● Instructions for the task: Every line that contains the word "title" should be copied.

(Records from a collection of figures)
Begin

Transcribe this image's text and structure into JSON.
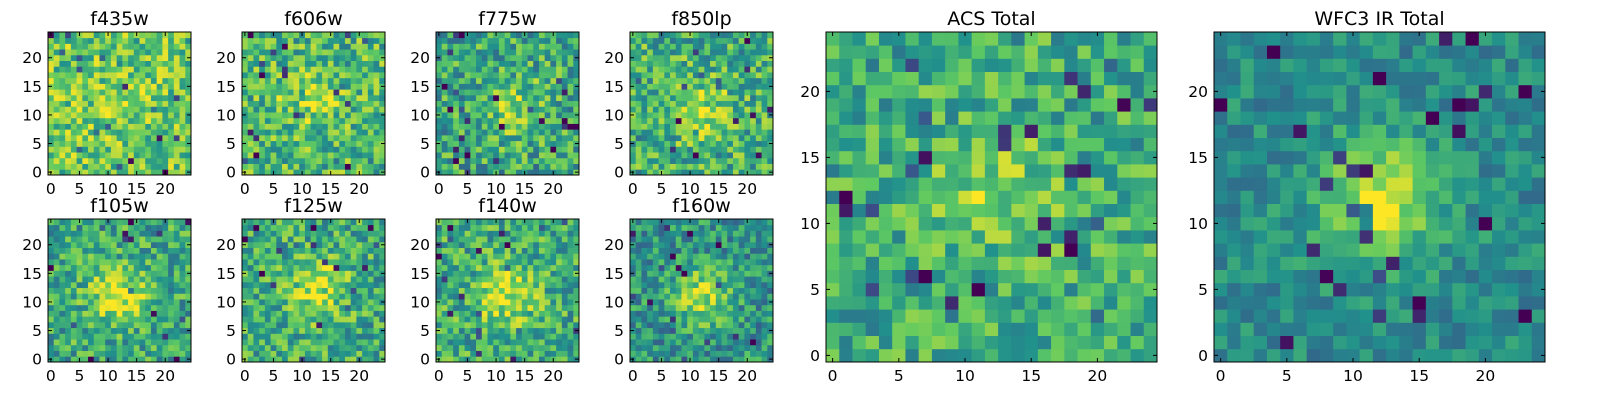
{
  "figure": {
    "colormap": "viridis",
    "colormap_stops": [
      "#440154",
      "#3b528b",
      "#21918c",
      "#5ec962",
      "#fde725"
    ]
  },
  "chart_data": [
    {
      "type": "heatmap",
      "title": "f435w",
      "grid_size": [
        25,
        25
      ],
      "xlim": [
        -0.5,
        24.5
      ],
      "ylim": [
        -0.5,
        24.5
      ],
      "xticks": [
        0,
        5,
        10,
        15,
        20
      ],
      "yticks": [
        0,
        5,
        10,
        15,
        20
      ],
      "source_center": [
        12,
        11
      ],
      "peak_level": 0.08,
      "background_level": 0.74,
      "noise_level": 0.24
    },
    {
      "type": "heatmap",
      "title": "f606w",
      "grid_size": [
        25,
        25
      ],
      "xlim": [
        -0.5,
        24.5
      ],
      "ylim": [
        -0.5,
        24.5
      ],
      "xticks": [
        0,
        5,
        10,
        15,
        20
      ],
      "yticks": [
        0,
        5,
        10,
        15,
        20
      ],
      "source_center": [
        11,
        13
      ],
      "peak_level": 0.22,
      "background_level": 0.66,
      "noise_level": 0.26
    },
    {
      "type": "heatmap",
      "title": "f775w",
      "grid_size": [
        25,
        25
      ],
      "xlim": [
        -0.5,
        24.5
      ],
      "ylim": [
        -0.5,
        24.5
      ],
      "xticks": [
        0,
        5,
        10,
        15,
        20
      ],
      "yticks": [
        0,
        5,
        10,
        15,
        20
      ],
      "source_center": [
        14,
        11
      ],
      "peak_level": 0.22,
      "background_level": 0.6,
      "noise_level": 0.26
    },
    {
      "type": "heatmap",
      "title": "f850lp",
      "grid_size": [
        25,
        25
      ],
      "xlim": [
        -0.5,
        24.5
      ],
      "ylim": [
        -0.5,
        24.5
      ],
      "xticks": [
        0,
        5,
        10,
        15,
        20
      ],
      "yticks": [
        0,
        5,
        10,
        15,
        20
      ],
      "source_center": [
        12,
        11
      ],
      "peak_level": 0.2,
      "background_level": 0.64,
      "noise_level": 0.26
    },
    {
      "type": "heatmap",
      "title": "f105w",
      "grid_size": [
        25,
        25
      ],
      "xlim": [
        -0.5,
        24.5
      ],
      "ylim": [
        -0.5,
        24.5
      ],
      "xticks": [
        0,
        5,
        10,
        15,
        20
      ],
      "yticks": [
        0,
        5,
        10,
        15,
        20
      ],
      "source_center": [
        12,
        11
      ],
      "peak_level": 0.36,
      "background_level": 0.6,
      "noise_level": 0.24
    },
    {
      "type": "heatmap",
      "title": "f125w",
      "grid_size": [
        25,
        25
      ],
      "xlim": [
        -0.5,
        24.5
      ],
      "ylim": [
        -0.5,
        24.5
      ],
      "xticks": [
        0,
        5,
        10,
        15,
        20
      ],
      "yticks": [
        0,
        5,
        10,
        15,
        20
      ],
      "source_center": [
        13,
        12
      ],
      "peak_level": 0.3,
      "background_level": 0.62,
      "noise_level": 0.24
    },
    {
      "type": "heatmap",
      "title": "f140w",
      "grid_size": [
        25,
        25
      ],
      "xlim": [
        -0.5,
        24.5
      ],
      "ylim": [
        -0.5,
        24.5
      ],
      "xticks": [
        0,
        5,
        10,
        15,
        20
      ],
      "yticks": [
        0,
        5,
        10,
        15,
        20
      ],
      "source_center": [
        12,
        11
      ],
      "peak_level": 0.32,
      "background_level": 0.62,
      "noise_level": 0.24
    },
    {
      "type": "heatmap",
      "title": "f160w",
      "grid_size": [
        25,
        25
      ],
      "xlim": [
        -0.5,
        24.5
      ],
      "ylim": [
        -0.5,
        24.5
      ],
      "xticks": [
        0,
        5,
        10,
        15,
        20
      ],
      "yticks": [
        0,
        5,
        10,
        15,
        20
      ],
      "source_center": [
        12,
        11
      ],
      "peak_level": 0.36,
      "background_level": 0.52,
      "noise_level": 0.22
    },
    {
      "type": "heatmap",
      "title": "ACS Total",
      "grid_size": [
        25,
        25
      ],
      "xlim": [
        -0.5,
        24.5
      ],
      "ylim": [
        -0.5,
        24.5
      ],
      "xticks": [
        0,
        5,
        10,
        15,
        20
      ],
      "yticks": [
        0,
        5,
        10,
        15,
        20
      ],
      "source_center": [
        12,
        12
      ],
      "peak_level": 0.22,
      "background_level": 0.62,
      "noise_level": 0.22
    },
    {
      "type": "heatmap",
      "title": "WFC3 IR Total",
      "grid_size": [
        25,
        25
      ],
      "xlim": [
        -0.5,
        24.5
      ],
      "ylim": [
        -0.5,
        24.5
      ],
      "xticks": [
        0,
        5,
        10,
        15,
        20
      ],
      "yticks": [
        0,
        5,
        10,
        15,
        20
      ],
      "source_center": [
        12,
        12
      ],
      "peak_level": 0.46,
      "background_level": 0.48,
      "noise_level": 0.14
    }
  ]
}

End

● Solution:
      "title": "f435w",
      "title": "f606w",
      "title": "f775w",
      "title": "f850lp",
      "title": "f105w",
      "title": "f125w",
      "title": "f140w",
      "title": "f160w",
      "title": "ACS Total",
      "title": "WFC3 IR Total",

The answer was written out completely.